* _Goal_:
Which lines below hold the word "Geräts"? Copy all of them.

(Records from a data collection)
-- Begin --

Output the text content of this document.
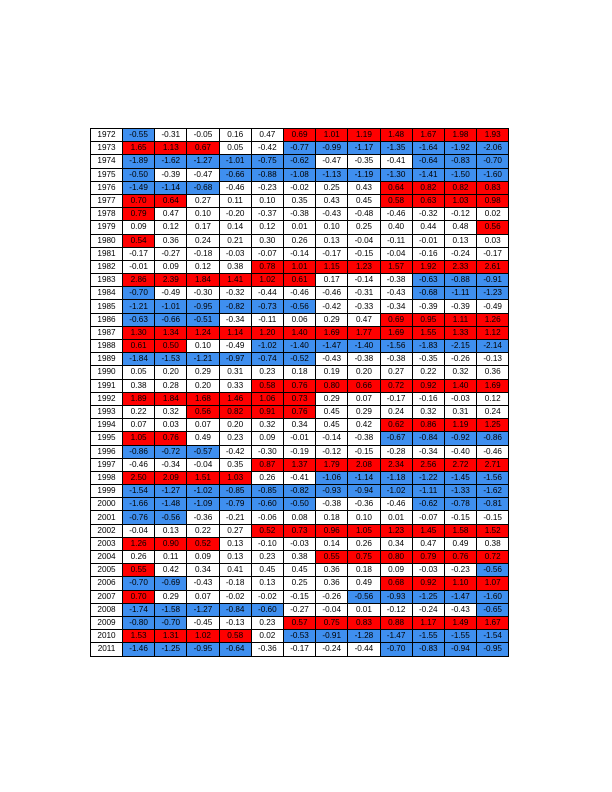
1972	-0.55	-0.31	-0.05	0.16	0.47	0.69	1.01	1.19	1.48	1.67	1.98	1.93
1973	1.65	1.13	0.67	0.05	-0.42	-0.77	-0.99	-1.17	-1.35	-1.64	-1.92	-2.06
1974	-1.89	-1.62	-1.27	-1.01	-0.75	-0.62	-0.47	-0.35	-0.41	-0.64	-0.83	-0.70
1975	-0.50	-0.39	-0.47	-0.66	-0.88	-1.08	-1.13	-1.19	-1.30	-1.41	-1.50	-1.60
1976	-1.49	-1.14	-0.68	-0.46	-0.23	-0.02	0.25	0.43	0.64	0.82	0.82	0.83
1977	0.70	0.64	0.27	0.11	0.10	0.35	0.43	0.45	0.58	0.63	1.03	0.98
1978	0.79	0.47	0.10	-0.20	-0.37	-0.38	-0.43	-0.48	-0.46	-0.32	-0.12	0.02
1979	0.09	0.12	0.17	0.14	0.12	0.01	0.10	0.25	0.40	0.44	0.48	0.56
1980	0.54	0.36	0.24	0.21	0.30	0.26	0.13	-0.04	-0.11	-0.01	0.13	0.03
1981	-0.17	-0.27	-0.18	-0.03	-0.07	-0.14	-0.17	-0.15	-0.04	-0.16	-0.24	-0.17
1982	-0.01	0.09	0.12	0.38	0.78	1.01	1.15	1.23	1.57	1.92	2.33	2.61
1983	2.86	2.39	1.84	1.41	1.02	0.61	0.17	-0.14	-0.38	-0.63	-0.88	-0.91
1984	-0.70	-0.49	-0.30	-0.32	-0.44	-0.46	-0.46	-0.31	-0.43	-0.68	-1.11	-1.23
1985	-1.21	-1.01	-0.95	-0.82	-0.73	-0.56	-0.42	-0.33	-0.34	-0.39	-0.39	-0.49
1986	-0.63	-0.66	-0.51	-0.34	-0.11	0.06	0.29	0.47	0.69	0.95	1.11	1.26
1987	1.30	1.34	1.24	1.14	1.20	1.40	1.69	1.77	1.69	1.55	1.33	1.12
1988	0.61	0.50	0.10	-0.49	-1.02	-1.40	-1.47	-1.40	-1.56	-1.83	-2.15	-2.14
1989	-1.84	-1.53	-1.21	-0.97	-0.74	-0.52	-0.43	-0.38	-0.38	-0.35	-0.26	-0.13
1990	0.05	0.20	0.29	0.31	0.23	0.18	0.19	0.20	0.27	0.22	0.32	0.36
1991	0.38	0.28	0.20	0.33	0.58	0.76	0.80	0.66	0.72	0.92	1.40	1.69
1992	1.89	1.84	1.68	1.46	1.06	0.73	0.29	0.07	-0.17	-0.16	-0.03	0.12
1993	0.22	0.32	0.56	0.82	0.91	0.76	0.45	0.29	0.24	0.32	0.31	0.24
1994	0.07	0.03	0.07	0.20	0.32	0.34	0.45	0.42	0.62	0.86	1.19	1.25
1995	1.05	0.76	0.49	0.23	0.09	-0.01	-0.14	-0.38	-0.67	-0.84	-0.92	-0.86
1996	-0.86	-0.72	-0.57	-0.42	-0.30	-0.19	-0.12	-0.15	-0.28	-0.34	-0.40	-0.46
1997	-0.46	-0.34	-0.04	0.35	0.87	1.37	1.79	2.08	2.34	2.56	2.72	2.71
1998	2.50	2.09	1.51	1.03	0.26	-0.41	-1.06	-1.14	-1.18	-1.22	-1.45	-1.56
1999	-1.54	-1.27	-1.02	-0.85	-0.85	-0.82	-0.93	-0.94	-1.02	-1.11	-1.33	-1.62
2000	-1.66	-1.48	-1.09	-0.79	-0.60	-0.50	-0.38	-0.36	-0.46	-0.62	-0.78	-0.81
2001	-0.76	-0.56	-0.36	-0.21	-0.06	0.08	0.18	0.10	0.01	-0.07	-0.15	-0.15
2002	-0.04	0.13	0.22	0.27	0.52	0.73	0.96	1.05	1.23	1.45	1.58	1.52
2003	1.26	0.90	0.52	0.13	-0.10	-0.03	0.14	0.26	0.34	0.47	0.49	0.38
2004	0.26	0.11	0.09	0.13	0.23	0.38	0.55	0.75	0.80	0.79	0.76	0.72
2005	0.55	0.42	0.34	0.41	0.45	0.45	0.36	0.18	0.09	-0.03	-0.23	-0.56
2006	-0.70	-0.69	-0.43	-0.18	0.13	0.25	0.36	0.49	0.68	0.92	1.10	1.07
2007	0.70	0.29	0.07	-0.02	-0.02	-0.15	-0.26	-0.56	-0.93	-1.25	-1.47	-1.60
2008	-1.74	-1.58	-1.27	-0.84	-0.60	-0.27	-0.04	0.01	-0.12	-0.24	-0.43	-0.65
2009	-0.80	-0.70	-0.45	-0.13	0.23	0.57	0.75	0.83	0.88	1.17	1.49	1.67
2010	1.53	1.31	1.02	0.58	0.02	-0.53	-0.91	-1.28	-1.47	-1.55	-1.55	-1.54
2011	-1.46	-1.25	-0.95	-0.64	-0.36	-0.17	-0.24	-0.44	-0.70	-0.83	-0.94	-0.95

-- End --
-- Begin --

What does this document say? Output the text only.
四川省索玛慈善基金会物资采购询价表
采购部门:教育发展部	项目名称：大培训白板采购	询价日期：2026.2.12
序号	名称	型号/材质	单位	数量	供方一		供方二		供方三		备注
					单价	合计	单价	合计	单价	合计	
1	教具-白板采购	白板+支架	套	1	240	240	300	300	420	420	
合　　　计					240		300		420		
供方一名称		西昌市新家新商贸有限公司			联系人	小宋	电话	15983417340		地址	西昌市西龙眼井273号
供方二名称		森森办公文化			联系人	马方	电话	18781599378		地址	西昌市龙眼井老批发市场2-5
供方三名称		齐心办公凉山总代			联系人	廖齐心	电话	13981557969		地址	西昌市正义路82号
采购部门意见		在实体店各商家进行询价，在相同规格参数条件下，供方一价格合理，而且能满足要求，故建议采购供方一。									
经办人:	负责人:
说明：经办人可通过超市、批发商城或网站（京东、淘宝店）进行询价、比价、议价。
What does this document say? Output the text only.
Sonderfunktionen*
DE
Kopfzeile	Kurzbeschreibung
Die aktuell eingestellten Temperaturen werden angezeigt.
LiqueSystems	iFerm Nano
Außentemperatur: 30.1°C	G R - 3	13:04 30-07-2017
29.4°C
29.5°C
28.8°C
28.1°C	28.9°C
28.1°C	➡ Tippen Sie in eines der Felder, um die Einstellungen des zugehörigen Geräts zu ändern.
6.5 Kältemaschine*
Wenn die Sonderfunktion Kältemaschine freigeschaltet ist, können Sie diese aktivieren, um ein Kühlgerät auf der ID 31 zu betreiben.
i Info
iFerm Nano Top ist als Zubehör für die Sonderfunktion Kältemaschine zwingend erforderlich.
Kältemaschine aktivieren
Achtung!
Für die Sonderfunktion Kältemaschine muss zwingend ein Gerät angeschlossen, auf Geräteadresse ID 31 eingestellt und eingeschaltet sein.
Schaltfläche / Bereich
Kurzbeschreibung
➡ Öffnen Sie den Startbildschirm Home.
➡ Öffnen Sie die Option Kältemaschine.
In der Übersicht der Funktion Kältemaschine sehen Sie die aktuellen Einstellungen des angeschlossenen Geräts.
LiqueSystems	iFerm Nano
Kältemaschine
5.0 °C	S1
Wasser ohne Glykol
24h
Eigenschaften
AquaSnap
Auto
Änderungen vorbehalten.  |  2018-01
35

-- End --

* _Task output_:
28.1°C	➡ Tippen Sie in eines der Felder, um die Einstellungen des zugehörigen Geräts zu ändern.
In der Übersicht der Funktion Kältemaschine sehen Sie die aktuellen Einstellungen des angeschlossenen Geräts.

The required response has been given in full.